(WRITTEN PROBLEM): Extract, from the listing that follows, each line containing the word "Department".

(INPUT):

※

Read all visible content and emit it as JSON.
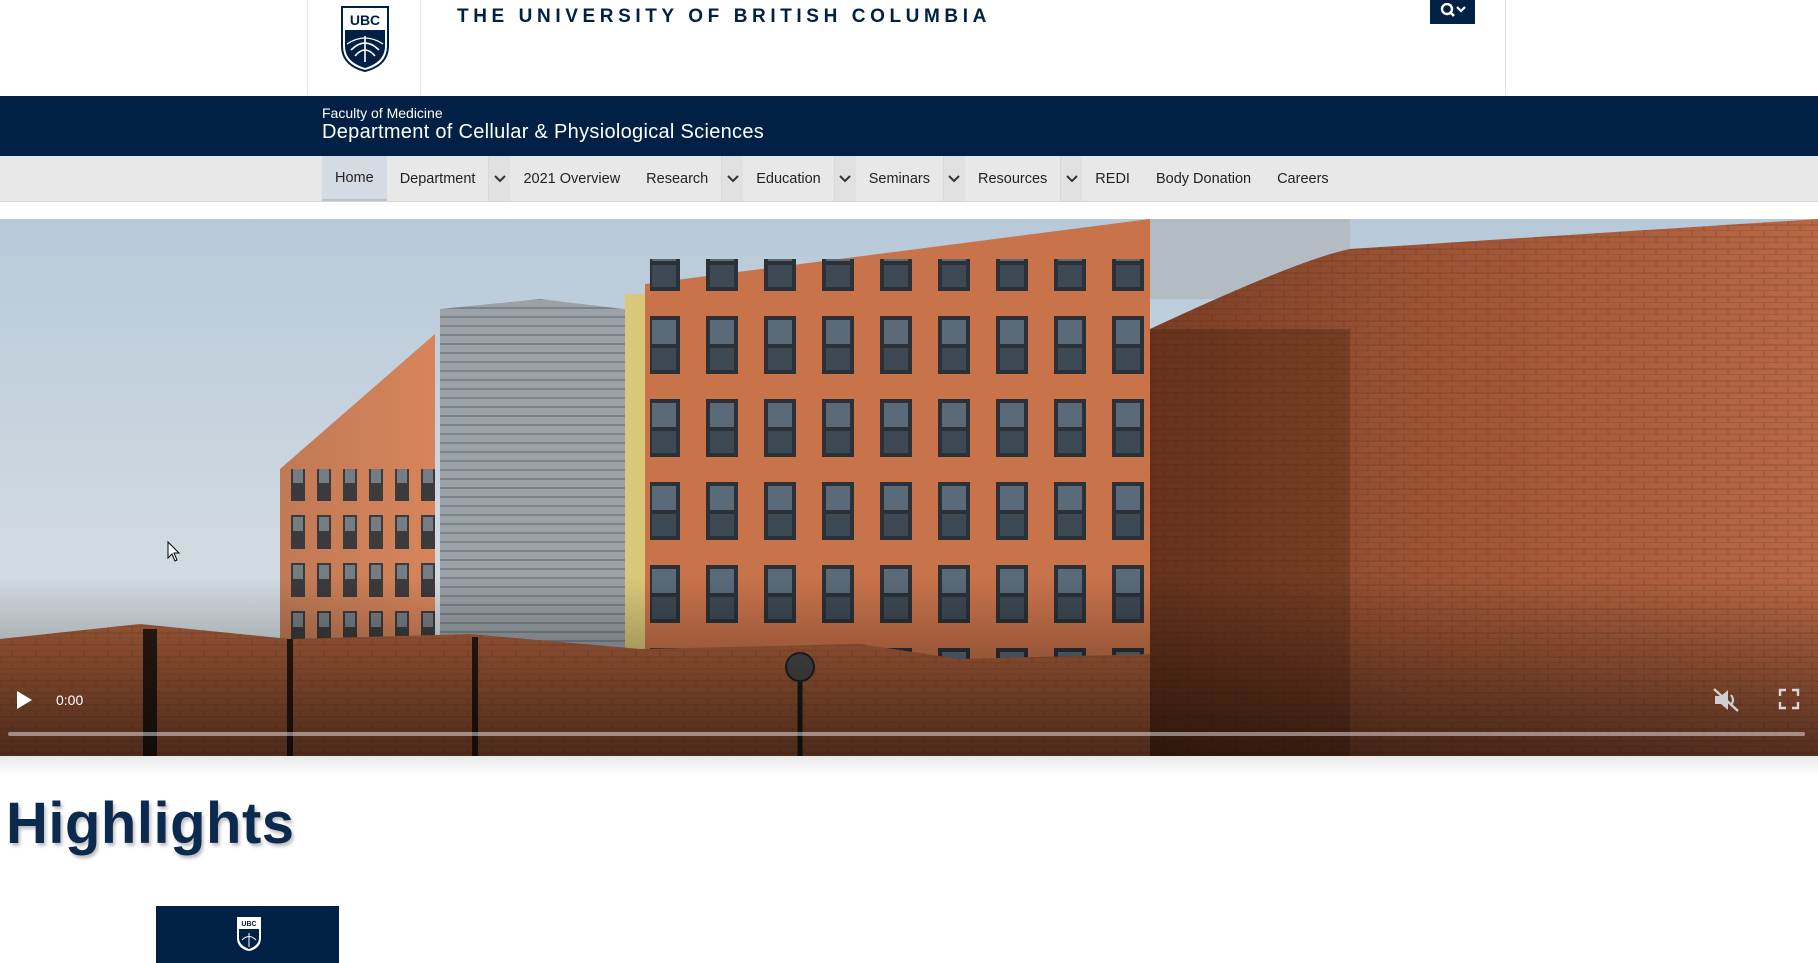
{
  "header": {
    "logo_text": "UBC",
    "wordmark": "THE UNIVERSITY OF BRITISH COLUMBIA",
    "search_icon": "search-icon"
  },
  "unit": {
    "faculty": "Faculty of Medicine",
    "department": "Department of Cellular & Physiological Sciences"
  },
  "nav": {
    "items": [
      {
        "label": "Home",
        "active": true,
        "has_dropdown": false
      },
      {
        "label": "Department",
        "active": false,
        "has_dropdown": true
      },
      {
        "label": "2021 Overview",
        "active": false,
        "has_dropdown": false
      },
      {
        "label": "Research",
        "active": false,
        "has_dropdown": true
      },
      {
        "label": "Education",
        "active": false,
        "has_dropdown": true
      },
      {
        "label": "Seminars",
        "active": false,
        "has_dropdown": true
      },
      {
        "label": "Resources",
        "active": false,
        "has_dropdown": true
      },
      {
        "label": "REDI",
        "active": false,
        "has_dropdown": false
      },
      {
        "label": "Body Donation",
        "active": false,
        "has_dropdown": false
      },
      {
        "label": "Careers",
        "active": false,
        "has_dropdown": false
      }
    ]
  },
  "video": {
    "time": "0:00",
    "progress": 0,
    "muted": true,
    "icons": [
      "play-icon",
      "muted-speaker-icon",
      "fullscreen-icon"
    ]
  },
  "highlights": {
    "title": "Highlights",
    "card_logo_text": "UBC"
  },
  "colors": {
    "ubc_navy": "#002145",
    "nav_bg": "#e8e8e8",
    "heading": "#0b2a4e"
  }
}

※

(ANSWER BELOW):
    "department": "Department of Cellular & Physiological Sciences"
        "label": "Department",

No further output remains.